Dataset records
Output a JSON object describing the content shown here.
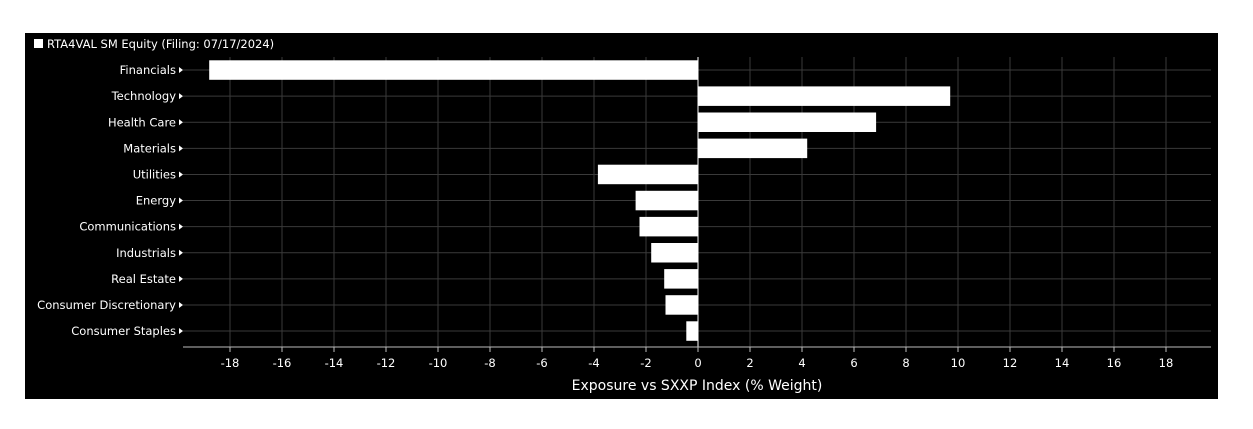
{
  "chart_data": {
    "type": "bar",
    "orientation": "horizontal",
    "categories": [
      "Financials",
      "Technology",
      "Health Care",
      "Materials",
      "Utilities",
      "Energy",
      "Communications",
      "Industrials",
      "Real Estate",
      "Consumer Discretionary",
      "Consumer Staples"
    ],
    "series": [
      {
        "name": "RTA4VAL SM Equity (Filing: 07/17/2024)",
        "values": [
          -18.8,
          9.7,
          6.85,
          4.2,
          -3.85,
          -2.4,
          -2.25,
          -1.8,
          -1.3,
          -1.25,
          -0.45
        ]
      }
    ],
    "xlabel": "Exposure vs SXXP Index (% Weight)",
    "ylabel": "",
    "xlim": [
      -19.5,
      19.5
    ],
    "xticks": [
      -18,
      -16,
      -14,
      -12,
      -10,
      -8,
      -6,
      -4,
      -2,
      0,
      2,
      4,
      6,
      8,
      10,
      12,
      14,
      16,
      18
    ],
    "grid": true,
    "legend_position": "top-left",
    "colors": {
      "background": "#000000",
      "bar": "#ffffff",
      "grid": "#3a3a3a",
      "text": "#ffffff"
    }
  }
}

Exercise description
Pull every line containing the word "Consumer" out of the material.

Written answer
      "Consumer Discretionary",
      "Consumer Staples"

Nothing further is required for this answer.